## INSTRUCTIONS TO FOLLOW
Find each line containing the string "sketches" and return it.

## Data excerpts

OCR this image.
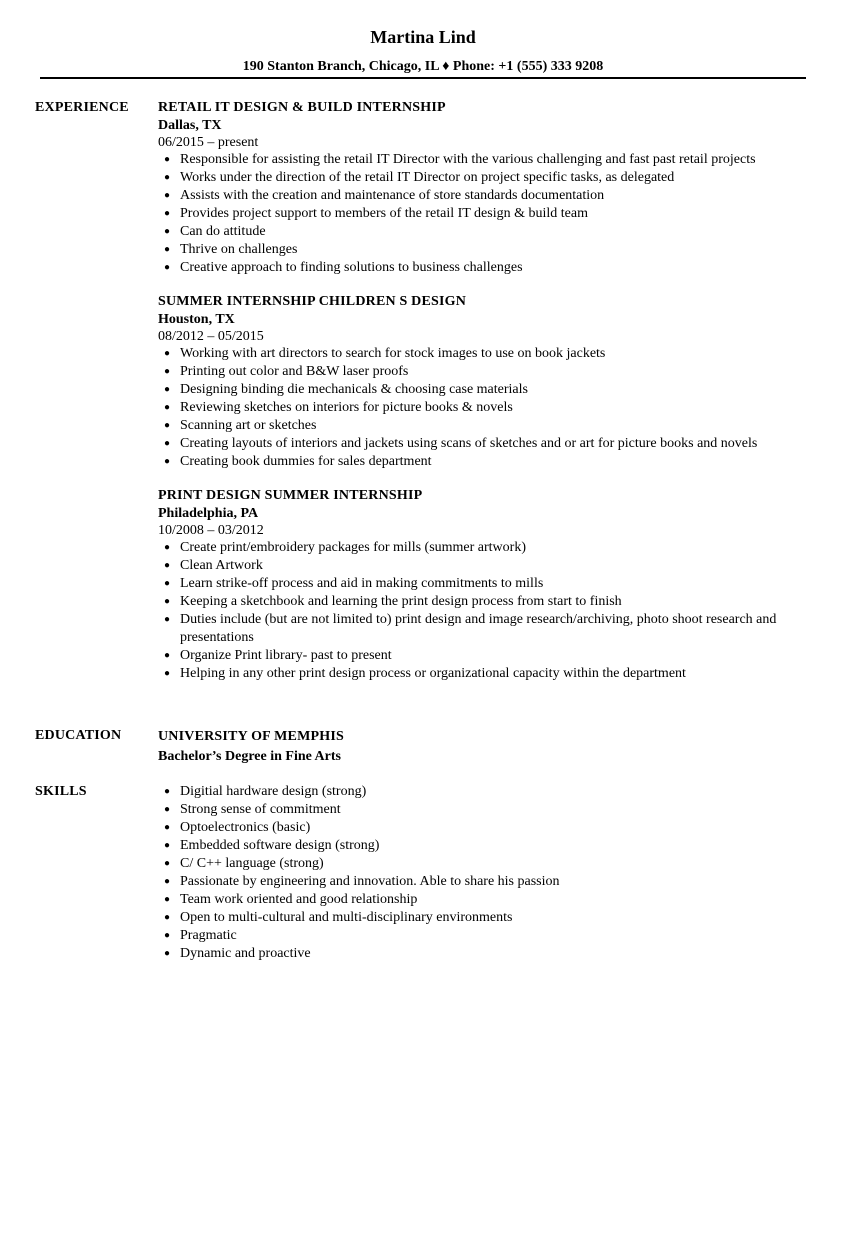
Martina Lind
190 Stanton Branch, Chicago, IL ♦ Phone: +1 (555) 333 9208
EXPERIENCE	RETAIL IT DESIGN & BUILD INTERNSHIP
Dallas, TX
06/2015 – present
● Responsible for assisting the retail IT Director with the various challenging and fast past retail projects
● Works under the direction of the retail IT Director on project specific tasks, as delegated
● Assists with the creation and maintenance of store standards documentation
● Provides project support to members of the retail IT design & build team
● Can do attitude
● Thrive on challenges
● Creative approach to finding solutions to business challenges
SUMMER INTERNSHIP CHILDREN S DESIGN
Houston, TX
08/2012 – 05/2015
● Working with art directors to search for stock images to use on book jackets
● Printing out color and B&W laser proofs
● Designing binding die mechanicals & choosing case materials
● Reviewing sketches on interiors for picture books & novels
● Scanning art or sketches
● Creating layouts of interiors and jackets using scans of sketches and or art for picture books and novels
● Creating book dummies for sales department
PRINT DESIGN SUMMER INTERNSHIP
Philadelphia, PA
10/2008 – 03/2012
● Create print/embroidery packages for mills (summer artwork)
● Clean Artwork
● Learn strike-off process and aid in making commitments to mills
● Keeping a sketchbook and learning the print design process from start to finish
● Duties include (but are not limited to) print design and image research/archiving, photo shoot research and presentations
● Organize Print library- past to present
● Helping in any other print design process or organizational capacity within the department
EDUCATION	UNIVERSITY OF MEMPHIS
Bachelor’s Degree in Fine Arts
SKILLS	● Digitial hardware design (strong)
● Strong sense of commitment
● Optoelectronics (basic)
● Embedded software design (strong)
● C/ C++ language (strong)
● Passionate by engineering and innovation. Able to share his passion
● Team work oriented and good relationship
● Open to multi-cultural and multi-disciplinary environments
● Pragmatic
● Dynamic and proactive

## PROBLEM SOLUTION
● Reviewing sketches on interiors for picture books & novels
● Scanning art or sketches
● Creating layouts of interiors and jackets using scans of sketches and or art for picture books and novels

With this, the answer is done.